- _What is asked_:
Check each line of the material below, and copy it if it holds the string "name".

— begin Material shown —

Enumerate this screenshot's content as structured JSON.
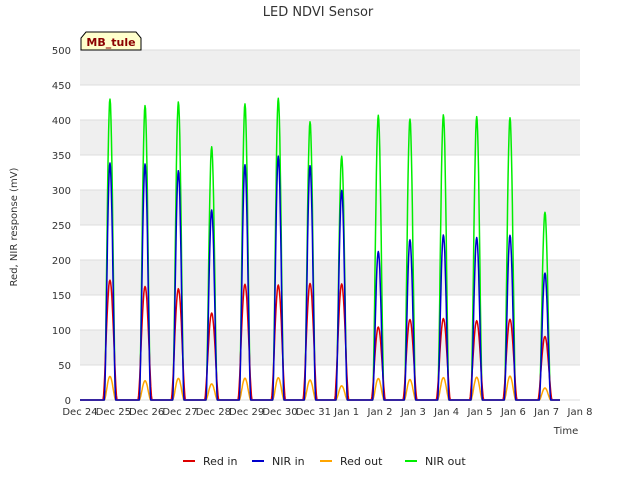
{
  "chart_data": {
    "type": "line",
    "title": "LED NDVI Sensor",
    "xlabel": "Time",
    "ylabel": "Red, NIR response (mV)",
    "badge": "MB_tule",
    "ylim": [
      0,
      500
    ],
    "yticks": [
      0,
      50,
      100,
      150,
      200,
      250,
      300,
      350,
      400,
      450,
      500
    ],
    "x_ticks": [
      "Dec 24",
      "Dec 25",
      "Dec 26",
      "Dec 27",
      "Dec 28",
      "Dec 29",
      "Dec 30",
      "Dec 31",
      "Jan 1",
      "Jan 2",
      "Jan 3",
      "Jan 4",
      "Jan 5",
      "Jan 6",
      "Jan 7",
      "Jan 8"
    ],
    "x_range_days": [
      0,
      15
    ],
    "grid": true,
    "legend_position": "bottom",
    "series": [
      {
        "name": "Red in",
        "color": "#dd0000",
        "peaks": [
          178,
          165,
          170,
          135,
          175,
          165,
          175,
          180,
          112,
          118,
          120,
          122,
          125,
          95
        ]
      },
      {
        "name": "NIR in",
        "color": "#0000cc",
        "peaks": [
          352,
          343,
          350,
          295,
          356,
          350,
          352,
          325,
          228,
          235,
          243,
          250,
          255,
          190
        ]
      },
      {
        "name": "Red out",
        "color": "#ffa500",
        "peaks": [
          35,
          28,
          33,
          25,
          33,
          32,
          30,
          22,
          33,
          30,
          33,
          35,
          37,
          18
        ]
      },
      {
        "name": "NIR out",
        "color": "#00ee00",
        "peaks": [
          447,
          428,
          455,
          393,
          448,
          433,
          418,
          378,
          437,
          412,
          420,
          436,
          437,
          281
        ]
      }
    ],
    "peak_centers_days": [
      0.9,
      1.95,
      2.95,
      3.95,
      4.95,
      5.95,
      6.9,
      7.85,
      8.95,
      9.9,
      10.9,
      11.9,
      12.9,
      13.95
    ]
  }
}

— end Material shown —

- _Response to this task_:
        "name": "Red in",
        "name": "NIR in",
        "name": "Red out",
        "name": "NIR out",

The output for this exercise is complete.